DIRECTIONS
In your copy, leave out the pictures; write out all the data exactly.

INPUT MATERIAL
========

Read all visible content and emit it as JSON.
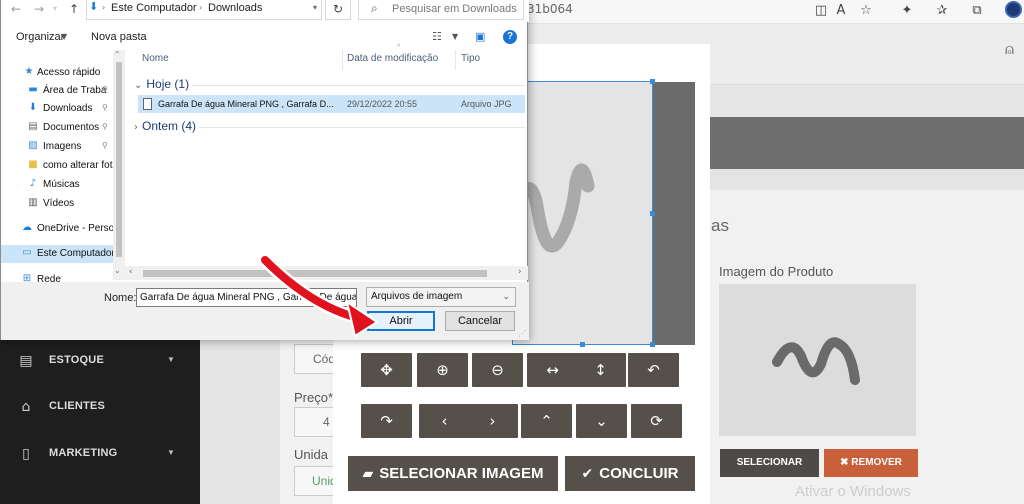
{
  "browser": {
    "url_partial": "31b064",
    "icons": [
      "split-screen-icon",
      "read-aloud-icon",
      "favorite-icon",
      "extensions-icon",
      "favorites-list-icon",
      "collections-icon",
      "profile-icon"
    ]
  },
  "dialog": {
    "nav_back": "←",
    "nav_forward": "→",
    "nav_up": "↑",
    "path": [
      "Este Computador",
      "Downloads"
    ],
    "search_placeholder": "Pesquisar em Downloads",
    "toolbar": {
      "organize": "Organizar",
      "new_folder": "Nova pasta"
    },
    "nav_items": [
      {
        "label": "Acesso rápido",
        "icon": "star-icon",
        "pinned": false
      },
      {
        "label": "Área de Traba",
        "icon": "desktop-icon",
        "pinned": true
      },
      {
        "label": "Downloads",
        "icon": "download-icon",
        "pinned": true
      },
      {
        "label": "Documentos",
        "icon": "document-icon",
        "pinned": true
      },
      {
        "label": "Imagens",
        "icon": "image-icon",
        "pinned": true
      },
      {
        "label": "como alterar fot",
        "icon": "folder-icon",
        "pinned": false
      },
      {
        "label": "Músicas",
        "icon": "music-icon",
        "pinned": false
      },
      {
        "label": "Vídeos",
        "icon": "video-icon",
        "pinned": false
      },
      {
        "label": "OneDrive - Person",
        "icon": "cloud-icon",
        "pinned": false
      },
      {
        "label": "Este Computador",
        "icon": "computer-icon",
        "pinned": false,
        "selected": true
      },
      {
        "label": "Rede",
        "icon": "network-icon",
        "pinned": false
      }
    ],
    "columns": [
      "Nome",
      "Data de modificação",
      "Tipo"
    ],
    "groups": [
      {
        "label": "Hoje (1)",
        "expanded": true
      },
      {
        "label": "Ontem (4)",
        "expanded": false
      }
    ],
    "files": [
      {
        "name": "Garrafa De água Mineral PNG , Garrafa D...",
        "modified": "29/12/2022 20:55",
        "type": "Arquivo JPG"
      }
    ],
    "filename_label": "Nome:",
    "filename_value": "Garrafa De água Mineral PNG , Garrafa De água",
    "filetype": "Arquivos de imagem",
    "open_label": "Abrir",
    "cancel_label": "Cancelar"
  },
  "sidebar": {
    "items": [
      {
        "label": "ESTOQUE",
        "icon": "box-icon",
        "has_submenu": true
      },
      {
        "label": "CLIENTES",
        "icon": "bank-icon",
        "has_submenu": false
      },
      {
        "label": "MARKETING",
        "icon": "bookmark-icon",
        "has_submenu": true
      }
    ]
  },
  "form": {
    "heading_partial": "as",
    "code_label_partial": "Cód",
    "price_label_partial": "Preço*",
    "price_value_partial": "4",
    "unit_label_partial": "Unida",
    "unit_value_partial": "Unid"
  },
  "product": {
    "image_label": "Imagem do Produto",
    "select_label": "SELECIONAR",
    "remove_label": "✖ REMOVER",
    "remove_icon": "✖"
  },
  "cropper": {
    "tools_row1": [
      "move-icon",
      "zoom-in-icon",
      "zoom-out-icon",
      "flip-horizontal-icon",
      "flip-vertical-icon",
      "rotate-left-icon"
    ],
    "tools_row2": [
      "rotate-right-icon",
      "chevron-left-icon",
      "chevron-right-icon",
      "chevron-up-icon",
      "chevron-down-icon",
      "reset-icon"
    ],
    "select_image_label": "SELECIONAR IMAGEM",
    "conclude_label": "CONCLUIR"
  },
  "watermark": "Ativar o Windows",
  "colors": {
    "accent_dark": "#555049",
    "remove_button": "#c9603c",
    "sidebar_bg": "#1e1e1e",
    "selection_blue": "#cce4f7",
    "crop_border": "#3b8bd8",
    "arrow_red": "#e0121e"
  }
}
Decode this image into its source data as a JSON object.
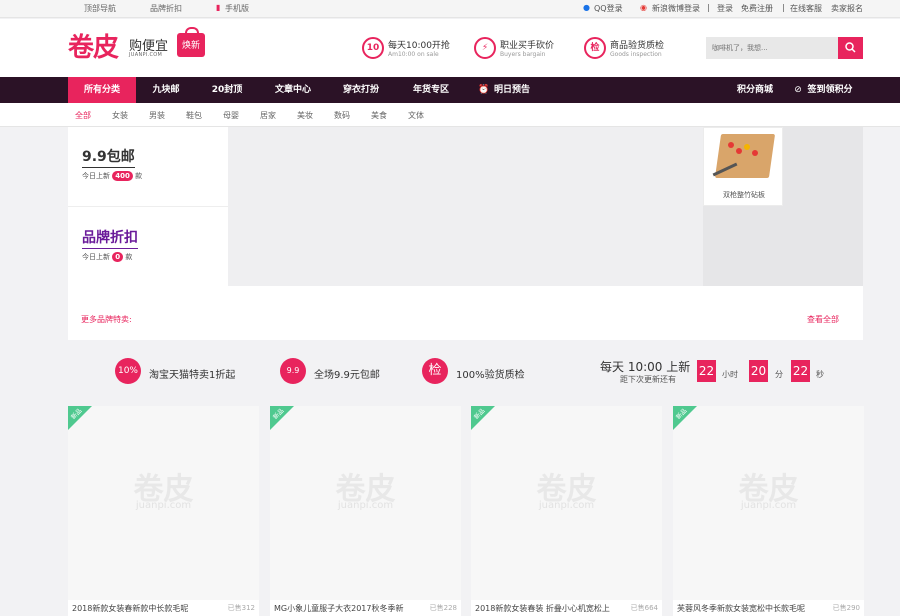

========

EXPECTED ANSWER
Read all visible content and emit it as JSON.
{
  "browser": {
    "url_partial": "31b064",
    "icons": [
      "split-screen-icon",
      "read-aloud-icon",
      "favorite-icon",
      "extensions-icon",
      "favorites-list-icon",
      "collections-icon",
      "profile-icon"
    ]
  },
  "dialog": {
    "nav_back": "←",
    "nav_forward": "→",
    "nav_up": "↑",
    "path": [
      "Este Computador",
      "Downloads"
    ],
    "search_placeholder": "Pesquisar em Downloads",
    "toolbar": {
      "organize": "Organizar",
      "new_folder": "Nova pasta"
    },
    "nav_items": [
      {
        "label": "Acesso rápido",
        "icon": "star-icon",
        "pinned": false
      },
      {
        "label": "Área de Traba",
        "icon": "desktop-icon",
        "pinned": true
      },
      {
        "label": "Downloads",
        "icon": "download-icon",
        "pinned": true
      },
      {
        "label": "Documentos",
        "icon": "document-icon",
        "pinned": true
      },
      {
        "label": "Imagens",
        "icon": "image-icon",
        "pinned": true
      },
      {
        "label": "como alterar fot",
        "icon": "folder-icon",
        "pinned": false
      },
      {
        "label": "Músicas",
        "icon": "music-icon",
        "pinned": false
      },
      {
        "label": "Vídeos",
        "icon": "video-icon",
        "pinned": false
      },
      {
        "label": "OneDrive - Person",
        "icon": "cloud-icon",
        "pinned": false
      },
      {
        "label": "Este Computador",
        "icon": "computer-icon",
        "pinned": false,
        "selected": true
      },
      {
        "label": "Rede",
        "icon": "network-icon",
        "pinned": false
      }
    ],
    "columns": [
      "Nome",
      "Data de modificação",
      "Tipo"
    ],
    "groups": [
      {
        "label": "Hoje (1)",
        "expanded": true
      },
      {
        "label": "Ontem (4)",
        "expanded": false
      }
    ],
    "files": [
      {
        "name": "Garrafa De água Mineral PNG , Garrafa D...",
        "modified": "29/12/2022 20:55",
        "type": "Arquivo JPG"
      }
    ],
    "filename_label": "Nome:",
    "filename_value": "Garrafa De água Mineral PNG , Garrafa De água",
    "filetype": "Arquivos de imagem",
    "open_label": "Abrir",
    "cancel_label": "Cancelar"
  },
  "sidebar": {
    "items": [
      {
        "label": "ESTOQUE",
        "icon": "box-icon",
        "has_submenu": true
      },
      {
        "label": "CLIENTES",
        "icon": "bank-icon",
        "has_submenu": false
      },
      {
        "label": "MARKETING",
        "icon": "bookmark-icon",
        "has_submenu": true
      }
    ]
  },
  "form": {
    "heading_partial": "as",
    "code_label_partial": "Cód",
    "price_label_partial": "Preço*",
    "price_value_partial": "4",
    "unit_label_partial": "Unida",
    "unit_value_partial": "Unid"
  },
  "product": {
    "image_label": "Imagem do Produto",
    "select_label": "SELECIONAR",
    "remove_label": "✖ REMOVER",
    "remove_icon": "✖"
  },
  "cropper": {
    "tools_row1": [
      "move-icon",
      "zoom-in-icon",
      "zoom-out-icon",
      "flip-horizontal-icon",
      "flip-vertical-icon",
      "rotate-left-icon"
    ],
    "tools_row2": [
      "rotate-right-icon",
      "chevron-left-icon",
      "chevron-right-icon",
      "chevron-up-icon",
      "chevron-down-icon",
      "reset-icon"
    ],
    "select_image_label": "SELECIONAR IMAGEM",
    "conclude_label": "CONCLUIR"
  },
  "watermark": "Ativar o Windows",
  "colors": {
    "accent_dark": "#555049",
    "remove_button": "#c9603c",
    "sidebar_bg": "#1e1e1e",
    "selection_blue": "#cce4f7",
    "crop_border": "#3b8bd8",
    "arrow_red": "#e0121e"
  }
}
Decode this image into its source data as a JSON object.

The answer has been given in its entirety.